======== RECORDED INFORMATION

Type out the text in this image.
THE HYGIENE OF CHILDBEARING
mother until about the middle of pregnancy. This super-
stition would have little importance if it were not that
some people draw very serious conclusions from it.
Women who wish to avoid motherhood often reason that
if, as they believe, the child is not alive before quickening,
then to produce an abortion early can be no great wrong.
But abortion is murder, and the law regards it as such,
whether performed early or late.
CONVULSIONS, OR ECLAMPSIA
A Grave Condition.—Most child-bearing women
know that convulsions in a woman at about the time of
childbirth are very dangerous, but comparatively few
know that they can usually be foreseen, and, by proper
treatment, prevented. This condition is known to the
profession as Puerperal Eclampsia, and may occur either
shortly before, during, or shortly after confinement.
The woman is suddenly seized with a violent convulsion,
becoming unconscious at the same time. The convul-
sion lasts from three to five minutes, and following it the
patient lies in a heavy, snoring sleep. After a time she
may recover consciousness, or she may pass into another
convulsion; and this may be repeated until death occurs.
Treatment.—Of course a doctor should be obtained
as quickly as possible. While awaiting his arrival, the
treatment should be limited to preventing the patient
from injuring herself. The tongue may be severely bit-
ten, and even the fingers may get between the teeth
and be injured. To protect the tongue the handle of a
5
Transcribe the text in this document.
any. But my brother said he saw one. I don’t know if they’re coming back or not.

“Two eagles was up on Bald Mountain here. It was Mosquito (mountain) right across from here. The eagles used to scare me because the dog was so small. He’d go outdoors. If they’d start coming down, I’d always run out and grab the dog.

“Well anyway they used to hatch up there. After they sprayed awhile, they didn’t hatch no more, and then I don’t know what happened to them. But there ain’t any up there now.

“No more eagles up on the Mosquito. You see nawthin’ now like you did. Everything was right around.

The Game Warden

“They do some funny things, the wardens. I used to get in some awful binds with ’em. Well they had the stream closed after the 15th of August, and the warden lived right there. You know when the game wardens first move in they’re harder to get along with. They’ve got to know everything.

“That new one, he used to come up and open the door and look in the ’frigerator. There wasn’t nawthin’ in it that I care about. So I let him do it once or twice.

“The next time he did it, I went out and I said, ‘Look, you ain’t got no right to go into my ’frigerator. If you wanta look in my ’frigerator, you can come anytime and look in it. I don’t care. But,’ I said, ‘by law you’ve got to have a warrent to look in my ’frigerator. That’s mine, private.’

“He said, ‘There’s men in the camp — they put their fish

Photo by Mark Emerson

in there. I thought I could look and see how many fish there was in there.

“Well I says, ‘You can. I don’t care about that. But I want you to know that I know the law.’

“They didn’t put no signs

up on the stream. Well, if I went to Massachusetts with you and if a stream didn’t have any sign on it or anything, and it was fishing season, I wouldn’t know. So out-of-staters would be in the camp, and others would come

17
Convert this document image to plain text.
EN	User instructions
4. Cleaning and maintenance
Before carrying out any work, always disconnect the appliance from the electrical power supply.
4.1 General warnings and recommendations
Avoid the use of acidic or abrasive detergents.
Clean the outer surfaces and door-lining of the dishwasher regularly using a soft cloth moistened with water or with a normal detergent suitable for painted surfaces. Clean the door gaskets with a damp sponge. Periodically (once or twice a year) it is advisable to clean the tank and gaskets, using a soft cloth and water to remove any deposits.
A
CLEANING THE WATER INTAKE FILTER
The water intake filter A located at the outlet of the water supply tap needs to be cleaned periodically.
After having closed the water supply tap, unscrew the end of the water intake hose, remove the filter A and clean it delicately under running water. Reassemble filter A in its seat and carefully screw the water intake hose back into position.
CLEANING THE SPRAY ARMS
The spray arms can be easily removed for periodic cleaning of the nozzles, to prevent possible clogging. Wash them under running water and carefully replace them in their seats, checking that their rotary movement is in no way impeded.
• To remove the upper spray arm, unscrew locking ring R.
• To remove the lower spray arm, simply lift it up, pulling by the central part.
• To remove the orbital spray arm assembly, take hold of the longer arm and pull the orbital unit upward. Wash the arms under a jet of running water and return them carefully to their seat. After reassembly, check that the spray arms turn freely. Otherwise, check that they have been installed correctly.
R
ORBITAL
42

================

◆ **PROBLEM TO WORK ON**
Go through the records above and set each one down exactly, please.

◆ **WRITTEN ANSWER**
Type out the text in this image.
THE HYGIENE OF CHILDBEARING
mother until about the middle of pregnancy. This super-
stition would have little importance if it were not that
some people draw very serious conclusions from it.
Women who wish to avoid motherhood often reason that
if, as they believe, the child is not alive before quickening,
then to produce an abortion early can be no great wrong.
But abortion is murder, and the law regards it as such,
whether performed early or late.
CONVULSIONS, OR ECLAMPSIA
A Grave Condition.—Most child-bearing women
know that convulsions in a woman at about the time of
childbirth are very dangerous, but comparatively few
know that they can usually be foreseen, and, by proper
treatment, prevented. This condition is known to the
profession as Puerperal Eclampsia, and may occur either
shortly before, during, or shortly after confinement.
The woman is suddenly seized with a violent convulsion,
becoming unconscious at the same time. The convul-
sion lasts from three to five minutes, and following it the
patient lies in a heavy, snoring sleep. After a time she
may recover consciousness, or she may pass into another
convulsion; and this may be repeated until death occurs.
Treatment.—Of course a doctor should be obtained
as quickly as possible. While awaiting his arrival, the
treatment should be limited to preventing the patient
from injuring herself. The tongue may be severely bit-
ten, and even the fingers may get between the teeth
and be injured. To protect the tongue the handle of a
5
Transcribe the text in this document.
any. But my brother said he saw one. I don’t know if they’re coming back or not.

“Two eagles was up on Bald Mountain here. It was Mosquito (mountain) right across from here. The eagles used to scare me because the dog was so small. He’d go outdoors. If they’d start coming down, I’d always run out and grab the dog.

“Well anyway they used to hatch up there. After they sprayed awhile, they didn’t hatch no more, and then I don’t know what happened to them. But there ain’t any up there now.

“No more eagles up on the Mosquito. You see nawthin’ now like you did. Everything was right around.

The Game Warden

“They do some funny things, the wardens. I used to get in some awful binds with ’em. Well they had the stream closed after the 15th of August, and the warden lived right there. You know when the game wardens first move in they’re harder to get along with. They’ve got to know everything.

“That new one, he used to come up and open the door and look in the ’frigerator. There wasn’t nawthin’ in it that I care about. So I let him do it once or twice.

“The next time he did it, I went out and I said, ‘Look, you ain’t got no right to go into my ’frigerator. If you wanta look in my ’frigerator, you can come anytime and look in it. I don’t care. But,’ I said, ‘by law you’ve got to have a warrent to look in my ’frigerator. That’s mine, private.’

“He said, ‘There’s men in the camp — they put their fish

Photo by Mark Emerson

in there. I thought I could look and see how many fish there was in there.

“Well I says, ‘You can. I don’t care about that. But I want you to know that I know the law.’

“They didn’t put no signs

up on the stream. Well, if I went to Massachusetts with you and if a stream didn’t have any sign on it or anything, and it was fishing season, I wouldn’t know. So out-of-staters would be in the camp, and others would come

17
Convert this document image to plain text.
EN	User instructions
4. Cleaning and maintenance
Before carrying out any work, always disconnect the appliance from the electrical power supply.
4.1 General warnings and recommendations
Avoid the use of acidic or abrasive detergents.
Clean the outer surfaces and door-lining of the dishwasher regularly using a soft cloth moistened with water or with a normal detergent suitable for painted surfaces. Clean the door gaskets with a damp sponge. Periodically (once or twice a year) it is advisable to clean the tank and gaskets, using a soft cloth and water to remove any deposits.
A
CLEANING THE WATER INTAKE FILTER
The water intake filter A located at the outlet of the water supply tap needs to be cleaned periodically.
After having closed the water supply tap, unscrew the end of the water intake hose, remove the filter A and clean it delicately under running water. Reassemble filter A in its seat and carefully screw the water intake hose back into position.
CLEANING THE SPRAY ARMS
The spray arms can be easily removed for periodic cleaning of the nozzles, to prevent possible clogging. Wash them under running water and carefully replace them in their seats, checking that their rotary movement is in no way impeded.
• To remove the upper spray arm, unscrew locking ring R.
• To remove the lower spray arm, simply lift it up, pulling by the central part.
• To remove the orbital spray arm assembly, take hold of the longer arm and pull the orbital unit upward. Wash the arms under a jet of running water and return them carefully to their seat. After reassembly, check that the spray arms turn freely. Otherwise, check that they have been installed correctly.
R
ORBITAL
42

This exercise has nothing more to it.